**EXERCISE PROMPT:** Omit the pictures, please, and give each record below again exactly.

**EXERCISE INPUTS:**

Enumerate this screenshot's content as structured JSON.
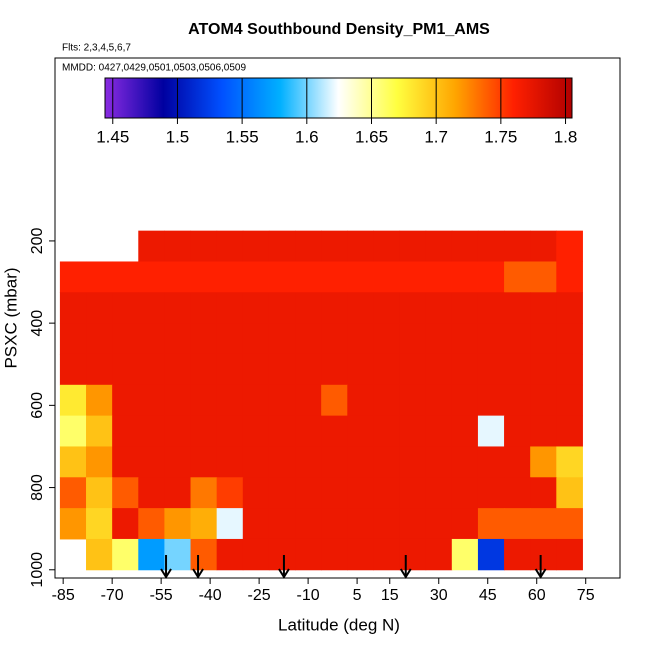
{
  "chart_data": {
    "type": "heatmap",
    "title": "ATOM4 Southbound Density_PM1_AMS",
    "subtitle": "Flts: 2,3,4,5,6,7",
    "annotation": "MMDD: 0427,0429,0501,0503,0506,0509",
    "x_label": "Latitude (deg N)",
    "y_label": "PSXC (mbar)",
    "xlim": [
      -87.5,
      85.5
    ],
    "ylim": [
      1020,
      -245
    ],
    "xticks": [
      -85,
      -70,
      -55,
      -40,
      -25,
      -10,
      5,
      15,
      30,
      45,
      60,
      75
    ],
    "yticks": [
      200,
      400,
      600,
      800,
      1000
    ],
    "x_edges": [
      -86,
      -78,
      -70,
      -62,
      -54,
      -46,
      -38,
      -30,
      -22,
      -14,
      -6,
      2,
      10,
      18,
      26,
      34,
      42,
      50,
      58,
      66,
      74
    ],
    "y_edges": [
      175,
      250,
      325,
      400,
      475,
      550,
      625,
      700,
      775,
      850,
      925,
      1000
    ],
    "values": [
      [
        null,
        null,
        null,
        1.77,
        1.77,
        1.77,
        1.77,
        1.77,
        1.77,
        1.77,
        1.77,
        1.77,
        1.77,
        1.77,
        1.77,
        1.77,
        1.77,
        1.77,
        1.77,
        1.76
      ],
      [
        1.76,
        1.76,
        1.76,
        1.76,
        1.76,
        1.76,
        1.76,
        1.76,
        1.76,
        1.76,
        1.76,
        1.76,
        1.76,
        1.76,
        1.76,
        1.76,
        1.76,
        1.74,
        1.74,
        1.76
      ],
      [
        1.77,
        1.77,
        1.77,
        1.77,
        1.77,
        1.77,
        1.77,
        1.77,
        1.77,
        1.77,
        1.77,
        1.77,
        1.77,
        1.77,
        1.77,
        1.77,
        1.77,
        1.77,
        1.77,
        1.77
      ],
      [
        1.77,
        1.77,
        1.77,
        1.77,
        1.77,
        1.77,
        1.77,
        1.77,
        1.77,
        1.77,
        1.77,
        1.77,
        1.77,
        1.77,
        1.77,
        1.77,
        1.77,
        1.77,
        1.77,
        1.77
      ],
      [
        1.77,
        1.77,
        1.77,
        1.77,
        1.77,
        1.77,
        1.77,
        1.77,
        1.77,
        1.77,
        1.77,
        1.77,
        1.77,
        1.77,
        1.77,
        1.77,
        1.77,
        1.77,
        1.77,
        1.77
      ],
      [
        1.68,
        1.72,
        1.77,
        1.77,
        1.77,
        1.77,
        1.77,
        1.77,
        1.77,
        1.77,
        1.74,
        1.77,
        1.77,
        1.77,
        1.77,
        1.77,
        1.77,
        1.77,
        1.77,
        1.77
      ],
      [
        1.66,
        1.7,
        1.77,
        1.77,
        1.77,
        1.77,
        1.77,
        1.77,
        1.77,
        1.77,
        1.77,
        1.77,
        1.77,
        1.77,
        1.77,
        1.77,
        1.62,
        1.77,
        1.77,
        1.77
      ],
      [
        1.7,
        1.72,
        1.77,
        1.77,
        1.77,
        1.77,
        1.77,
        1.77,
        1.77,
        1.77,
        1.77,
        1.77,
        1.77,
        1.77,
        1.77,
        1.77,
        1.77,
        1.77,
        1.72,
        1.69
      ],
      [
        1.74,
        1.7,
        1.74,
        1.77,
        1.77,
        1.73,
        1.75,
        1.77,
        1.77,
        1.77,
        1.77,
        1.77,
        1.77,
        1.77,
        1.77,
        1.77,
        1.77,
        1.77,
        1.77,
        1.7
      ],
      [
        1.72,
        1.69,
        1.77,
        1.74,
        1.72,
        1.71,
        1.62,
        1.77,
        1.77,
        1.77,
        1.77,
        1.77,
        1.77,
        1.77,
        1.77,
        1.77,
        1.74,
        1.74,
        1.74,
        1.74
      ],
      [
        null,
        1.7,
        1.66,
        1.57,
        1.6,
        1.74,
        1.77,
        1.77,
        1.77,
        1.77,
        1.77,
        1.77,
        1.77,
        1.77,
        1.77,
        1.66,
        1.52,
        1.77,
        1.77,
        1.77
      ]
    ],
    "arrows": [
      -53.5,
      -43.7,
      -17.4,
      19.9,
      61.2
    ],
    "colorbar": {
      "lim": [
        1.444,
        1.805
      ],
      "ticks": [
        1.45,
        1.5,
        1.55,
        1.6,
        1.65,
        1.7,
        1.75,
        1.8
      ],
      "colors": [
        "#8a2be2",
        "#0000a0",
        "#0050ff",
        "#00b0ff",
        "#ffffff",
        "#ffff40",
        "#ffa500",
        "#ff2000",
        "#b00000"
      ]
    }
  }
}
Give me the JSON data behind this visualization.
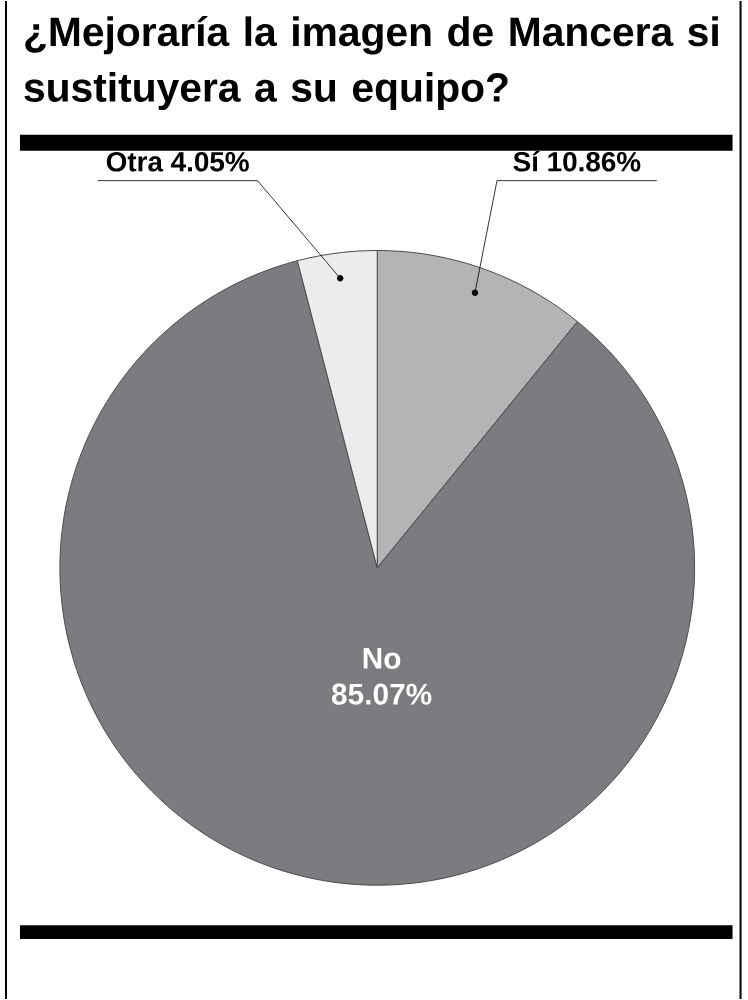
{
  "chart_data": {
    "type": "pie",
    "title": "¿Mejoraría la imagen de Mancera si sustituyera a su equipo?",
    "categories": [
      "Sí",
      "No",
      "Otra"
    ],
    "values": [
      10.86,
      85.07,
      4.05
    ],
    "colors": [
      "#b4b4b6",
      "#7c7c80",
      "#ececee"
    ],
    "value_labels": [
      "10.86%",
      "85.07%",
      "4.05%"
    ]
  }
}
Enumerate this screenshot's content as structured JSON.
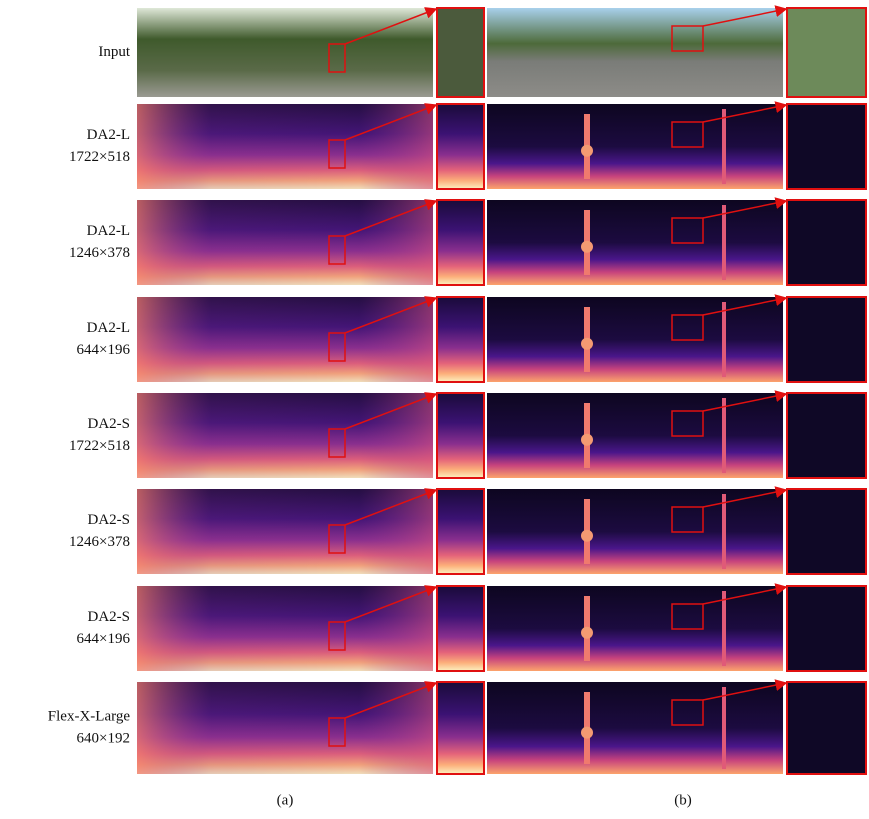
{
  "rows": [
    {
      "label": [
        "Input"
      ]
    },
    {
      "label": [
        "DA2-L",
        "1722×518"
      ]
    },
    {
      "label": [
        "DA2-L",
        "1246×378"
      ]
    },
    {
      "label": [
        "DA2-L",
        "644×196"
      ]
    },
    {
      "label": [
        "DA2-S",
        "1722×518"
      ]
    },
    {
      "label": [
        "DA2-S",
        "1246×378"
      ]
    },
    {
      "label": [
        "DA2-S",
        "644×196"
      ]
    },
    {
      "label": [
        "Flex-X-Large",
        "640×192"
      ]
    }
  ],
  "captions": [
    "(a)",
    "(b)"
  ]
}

**COMPLETE ANSWER:**
Enumerate this screenshot's content as structured JSON.
{
  "chart_data": {
    "type": "heatmap",
    "title": "ATOM4 Southbound Density_PM1_AMS",
    "subtitle": "Flts: 2,3,4,5,6,7",
    "annotation": "MMDD: 0427,0429,0501,0503,0506,0509",
    "x_label": "Latitude (deg N)",
    "y_label": "PSXC (mbar)",
    "xlim": [
      -87.5,
      85.5
    ],
    "ylim": [
      1020,
      -245
    ],
    "xticks": [
      -85,
      -70,
      -55,
      -40,
      -25,
      -10,
      5,
      15,
      30,
      45,
      60,
      75
    ],
    "yticks": [
      200,
      400,
      600,
      800,
      1000
    ],
    "x_edges": [
      -86,
      -78,
      -70,
      -62,
      -54,
      -46,
      -38,
      -30,
      -22,
      -14,
      -6,
      2,
      10,
      18,
      26,
      34,
      42,
      50,
      58,
      66,
      74
    ],
    "y_edges": [
      175,
      250,
      325,
      400,
      475,
      550,
      625,
      700,
      775,
      850,
      925,
      1000
    ],
    "values": [
      [
        null,
        null,
        null,
        1.77,
        1.77,
        1.77,
        1.77,
        1.77,
        1.77,
        1.77,
        1.77,
        1.77,
        1.77,
        1.77,
        1.77,
        1.77,
        1.77,
        1.77,
        1.77,
        1.76
      ],
      [
        1.76,
        1.76,
        1.76,
        1.76,
        1.76,
        1.76,
        1.76,
        1.76,
        1.76,
        1.76,
        1.76,
        1.76,
        1.76,
        1.76,
        1.76,
        1.76,
        1.76,
        1.74,
        1.74,
        1.76
      ],
      [
        1.77,
        1.77,
        1.77,
        1.77,
        1.77,
        1.77,
        1.77,
        1.77,
        1.77,
        1.77,
        1.77,
        1.77,
        1.77,
        1.77,
        1.77,
        1.77,
        1.77,
        1.77,
        1.77,
        1.77
      ],
      [
        1.77,
        1.77,
        1.77,
        1.77,
        1.77,
        1.77,
        1.77,
        1.77,
        1.77,
        1.77,
        1.77,
        1.77,
        1.77,
        1.77,
        1.77,
        1.77,
        1.77,
        1.77,
        1.77,
        1.77
      ],
      [
        1.77,
        1.77,
        1.77,
        1.77,
        1.77,
        1.77,
        1.77,
        1.77,
        1.77,
        1.77,
        1.77,
        1.77,
        1.77,
        1.77,
        1.77,
        1.77,
        1.77,
        1.77,
        1.77,
        1.77
      ],
      [
        1.68,
        1.72,
        1.77,
        1.77,
        1.77,
        1.77,
        1.77,
        1.77,
        1.77,
        1.77,
        1.74,
        1.77,
        1.77,
        1.77,
        1.77,
        1.77,
        1.77,
        1.77,
        1.77,
        1.77
      ],
      [
        1.66,
        1.7,
        1.77,
        1.77,
        1.77,
        1.77,
        1.77,
        1.77,
        1.77,
        1.77,
        1.77,
        1.77,
        1.77,
        1.77,
        1.77,
        1.77,
        1.62,
        1.77,
        1.77,
        1.77
      ],
      [
        1.7,
        1.72,
        1.77,
        1.77,
        1.77,
        1.77,
        1.77,
        1.77,
        1.77,
        1.77,
        1.77,
        1.77,
        1.77,
        1.77,
        1.77,
        1.77,
        1.77,
        1.77,
        1.72,
        1.69
      ],
      [
        1.74,
        1.7,
        1.74,
        1.77,
        1.77,
        1.73,
        1.75,
        1.77,
        1.77,
        1.77,
        1.77,
        1.77,
        1.77,
        1.77,
        1.77,
        1.77,
        1.77,
        1.77,
        1.77,
        1.7
      ],
      [
        1.72,
        1.69,
        1.77,
        1.74,
        1.72,
        1.71,
        1.62,
        1.77,
        1.77,
        1.77,
        1.77,
        1.77,
        1.77,
        1.77,
        1.77,
        1.77,
        1.74,
        1.74,
        1.74,
        1.74
      ],
      [
        null,
        1.7,
        1.66,
        1.57,
        1.6,
        1.74,
        1.77,
        1.77,
        1.77,
        1.77,
        1.77,
        1.77,
        1.77,
        1.77,
        1.77,
        1.66,
        1.52,
        1.77,
        1.77,
        1.77
      ]
    ],
    "arrows": [
      -53.5,
      -43.7,
      -17.4,
      19.9,
      61.2
    ],
    "colorbar": {
      "lim": [
        1.444,
        1.805
      ],
      "ticks": [
        1.45,
        1.5,
        1.55,
        1.6,
        1.65,
        1.7,
        1.75,
        1.8
      ],
      "colors": [
        "#8a2be2",
        "#0000a0",
        "#0050ff",
        "#00b0ff",
        "#ffffff",
        "#ffff40",
        "#ffa500",
        "#ff2000",
        "#b00000"
      ]
    }
  }
}
Give me the JSON data behind this visualization.
{
  "chart_data": {
    "type": "pie",
    "title": "¿Mejoraría la imagen de Mancera si sustituyera a su equipo?",
    "categories": [
      "Sí",
      "No",
      "Otra"
    ],
    "values": [
      10.86,
      85.07,
      4.05
    ],
    "colors": [
      "#b4b4b6",
      "#7c7c80",
      "#ececee"
    ],
    "value_labels": [
      "10.86%",
      "85.07%",
      "4.05%"
    ]
  }
}
Enumerate this screenshot's content as structured JSON.
{
  "rows": [
    {
      "label": [
        "Input"
      ]
    },
    {
      "label": [
        "DA2-L",
        "1722×518"
      ]
    },
    {
      "label": [
        "DA2-L",
        "1246×378"
      ]
    },
    {
      "label": [
        "DA2-L",
        "644×196"
      ]
    },
    {
      "label": [
        "DA2-S",
        "1722×518"
      ]
    },
    {
      "label": [
        "DA2-S",
        "1246×378"
      ]
    },
    {
      "label": [
        "DA2-S",
        "644×196"
      ]
    },
    {
      "label": [
        "Flex-X-Large",
        "640×192"
      ]
    }
  ],
  "captions": [
    "(a)",
    "(b)"
  ]
}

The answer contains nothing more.